::: Information supplied
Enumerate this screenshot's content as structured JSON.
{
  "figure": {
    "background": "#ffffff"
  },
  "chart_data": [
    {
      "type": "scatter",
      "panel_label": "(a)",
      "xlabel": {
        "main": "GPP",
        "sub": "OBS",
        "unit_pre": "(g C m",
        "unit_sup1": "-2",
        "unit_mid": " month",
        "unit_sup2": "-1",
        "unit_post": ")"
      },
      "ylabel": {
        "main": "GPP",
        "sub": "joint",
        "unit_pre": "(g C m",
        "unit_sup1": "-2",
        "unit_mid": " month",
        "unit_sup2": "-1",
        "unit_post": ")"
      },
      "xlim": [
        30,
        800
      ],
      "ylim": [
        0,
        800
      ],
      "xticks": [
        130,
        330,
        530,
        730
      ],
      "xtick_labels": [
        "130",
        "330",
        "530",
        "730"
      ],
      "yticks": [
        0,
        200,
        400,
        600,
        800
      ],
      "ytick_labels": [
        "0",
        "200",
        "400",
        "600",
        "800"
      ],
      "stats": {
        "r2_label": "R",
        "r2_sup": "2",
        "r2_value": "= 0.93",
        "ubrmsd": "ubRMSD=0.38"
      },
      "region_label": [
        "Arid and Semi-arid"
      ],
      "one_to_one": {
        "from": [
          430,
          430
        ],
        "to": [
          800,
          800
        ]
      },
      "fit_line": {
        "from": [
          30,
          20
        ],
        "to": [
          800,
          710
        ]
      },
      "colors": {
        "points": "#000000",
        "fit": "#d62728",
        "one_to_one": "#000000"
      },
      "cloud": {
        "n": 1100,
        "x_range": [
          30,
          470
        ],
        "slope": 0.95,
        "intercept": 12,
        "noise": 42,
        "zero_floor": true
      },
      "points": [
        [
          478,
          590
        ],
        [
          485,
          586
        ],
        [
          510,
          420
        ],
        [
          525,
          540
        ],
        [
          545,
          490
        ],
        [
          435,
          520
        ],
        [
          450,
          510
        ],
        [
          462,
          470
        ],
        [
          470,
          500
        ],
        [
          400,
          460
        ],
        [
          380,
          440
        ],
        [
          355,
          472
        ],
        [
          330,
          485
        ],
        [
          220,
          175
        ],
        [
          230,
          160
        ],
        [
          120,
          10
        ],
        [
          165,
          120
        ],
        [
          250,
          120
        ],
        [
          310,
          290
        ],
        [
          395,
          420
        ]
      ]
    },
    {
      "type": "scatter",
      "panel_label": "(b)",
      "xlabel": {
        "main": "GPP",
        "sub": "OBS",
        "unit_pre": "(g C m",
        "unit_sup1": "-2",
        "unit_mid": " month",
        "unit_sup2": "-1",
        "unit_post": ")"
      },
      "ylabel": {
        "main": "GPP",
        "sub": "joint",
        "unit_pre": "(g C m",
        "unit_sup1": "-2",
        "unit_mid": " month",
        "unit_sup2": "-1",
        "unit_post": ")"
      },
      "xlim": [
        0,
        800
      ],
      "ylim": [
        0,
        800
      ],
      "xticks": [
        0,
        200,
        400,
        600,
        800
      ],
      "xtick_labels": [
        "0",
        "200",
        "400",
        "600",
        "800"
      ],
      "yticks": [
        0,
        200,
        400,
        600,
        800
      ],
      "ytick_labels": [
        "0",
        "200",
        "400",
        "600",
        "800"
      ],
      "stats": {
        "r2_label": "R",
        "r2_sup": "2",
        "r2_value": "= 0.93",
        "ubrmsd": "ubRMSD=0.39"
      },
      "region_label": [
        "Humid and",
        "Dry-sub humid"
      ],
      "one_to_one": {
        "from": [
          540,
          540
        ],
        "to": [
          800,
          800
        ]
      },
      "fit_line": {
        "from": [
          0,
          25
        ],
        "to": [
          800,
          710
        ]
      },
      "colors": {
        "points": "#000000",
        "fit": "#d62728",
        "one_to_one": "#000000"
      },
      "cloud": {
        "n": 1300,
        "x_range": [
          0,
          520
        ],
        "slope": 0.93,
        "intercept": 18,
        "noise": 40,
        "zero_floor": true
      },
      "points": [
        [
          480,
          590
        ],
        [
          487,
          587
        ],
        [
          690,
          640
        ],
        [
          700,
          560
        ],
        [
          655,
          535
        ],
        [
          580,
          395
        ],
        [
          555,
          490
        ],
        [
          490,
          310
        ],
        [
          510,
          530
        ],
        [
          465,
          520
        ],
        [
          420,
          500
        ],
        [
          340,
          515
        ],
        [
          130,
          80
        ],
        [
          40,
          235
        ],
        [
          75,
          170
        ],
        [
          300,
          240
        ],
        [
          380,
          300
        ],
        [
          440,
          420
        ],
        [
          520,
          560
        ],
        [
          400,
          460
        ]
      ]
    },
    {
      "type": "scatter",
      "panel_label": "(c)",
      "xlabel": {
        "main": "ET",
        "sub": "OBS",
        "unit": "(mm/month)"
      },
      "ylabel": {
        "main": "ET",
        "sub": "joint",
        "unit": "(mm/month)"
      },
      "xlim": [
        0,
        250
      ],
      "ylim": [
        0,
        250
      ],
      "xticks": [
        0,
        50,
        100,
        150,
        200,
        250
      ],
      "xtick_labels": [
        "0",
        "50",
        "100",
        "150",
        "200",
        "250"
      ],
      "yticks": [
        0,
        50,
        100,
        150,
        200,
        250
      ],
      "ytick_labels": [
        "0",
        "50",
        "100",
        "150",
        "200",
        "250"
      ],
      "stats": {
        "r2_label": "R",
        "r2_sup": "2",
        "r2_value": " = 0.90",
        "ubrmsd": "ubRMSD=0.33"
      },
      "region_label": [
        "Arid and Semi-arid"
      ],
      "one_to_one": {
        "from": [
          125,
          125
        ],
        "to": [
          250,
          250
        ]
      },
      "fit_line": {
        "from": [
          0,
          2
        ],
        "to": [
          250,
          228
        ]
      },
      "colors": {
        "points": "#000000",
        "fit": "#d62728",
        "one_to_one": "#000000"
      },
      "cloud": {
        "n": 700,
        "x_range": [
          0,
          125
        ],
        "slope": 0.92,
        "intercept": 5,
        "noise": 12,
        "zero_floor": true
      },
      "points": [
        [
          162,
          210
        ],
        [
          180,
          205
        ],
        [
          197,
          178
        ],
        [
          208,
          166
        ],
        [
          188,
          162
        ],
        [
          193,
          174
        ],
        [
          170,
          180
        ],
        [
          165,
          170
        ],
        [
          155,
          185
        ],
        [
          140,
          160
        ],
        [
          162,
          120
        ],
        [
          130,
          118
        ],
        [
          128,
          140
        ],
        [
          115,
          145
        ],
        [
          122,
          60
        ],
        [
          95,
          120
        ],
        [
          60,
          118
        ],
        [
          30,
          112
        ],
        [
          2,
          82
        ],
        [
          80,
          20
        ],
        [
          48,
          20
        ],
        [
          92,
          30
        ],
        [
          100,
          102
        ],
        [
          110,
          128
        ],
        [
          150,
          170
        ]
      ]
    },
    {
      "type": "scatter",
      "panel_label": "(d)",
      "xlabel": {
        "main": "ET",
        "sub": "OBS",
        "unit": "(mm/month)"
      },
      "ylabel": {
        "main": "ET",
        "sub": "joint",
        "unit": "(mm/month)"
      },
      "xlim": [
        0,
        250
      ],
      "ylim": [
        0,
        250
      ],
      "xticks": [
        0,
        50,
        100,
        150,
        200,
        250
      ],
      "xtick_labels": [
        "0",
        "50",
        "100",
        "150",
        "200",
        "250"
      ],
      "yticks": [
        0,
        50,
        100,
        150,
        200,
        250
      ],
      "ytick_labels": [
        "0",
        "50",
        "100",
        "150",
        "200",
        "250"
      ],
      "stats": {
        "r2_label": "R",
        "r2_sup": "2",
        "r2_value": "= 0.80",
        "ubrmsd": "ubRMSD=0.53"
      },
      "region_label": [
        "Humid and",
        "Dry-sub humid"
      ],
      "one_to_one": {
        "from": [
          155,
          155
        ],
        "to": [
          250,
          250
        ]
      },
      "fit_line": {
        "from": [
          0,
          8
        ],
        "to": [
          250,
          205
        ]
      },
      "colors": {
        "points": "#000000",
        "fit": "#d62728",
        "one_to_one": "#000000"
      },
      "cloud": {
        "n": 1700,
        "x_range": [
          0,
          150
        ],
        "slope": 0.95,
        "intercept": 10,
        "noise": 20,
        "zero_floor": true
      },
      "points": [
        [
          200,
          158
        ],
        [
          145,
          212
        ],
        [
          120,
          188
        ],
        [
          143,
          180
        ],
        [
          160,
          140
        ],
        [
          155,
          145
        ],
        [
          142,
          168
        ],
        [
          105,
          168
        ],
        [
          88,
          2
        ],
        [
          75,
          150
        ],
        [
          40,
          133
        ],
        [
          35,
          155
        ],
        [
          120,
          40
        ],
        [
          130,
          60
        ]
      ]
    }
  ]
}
::::::
**Set exercise:** Scan the material above. Extract every line in which the word "intercept" occurs.

**Solution to the exercise:**
        "intercept": 12,
        "intercept": 18,
        "intercept": 5,
        "intercept": 10,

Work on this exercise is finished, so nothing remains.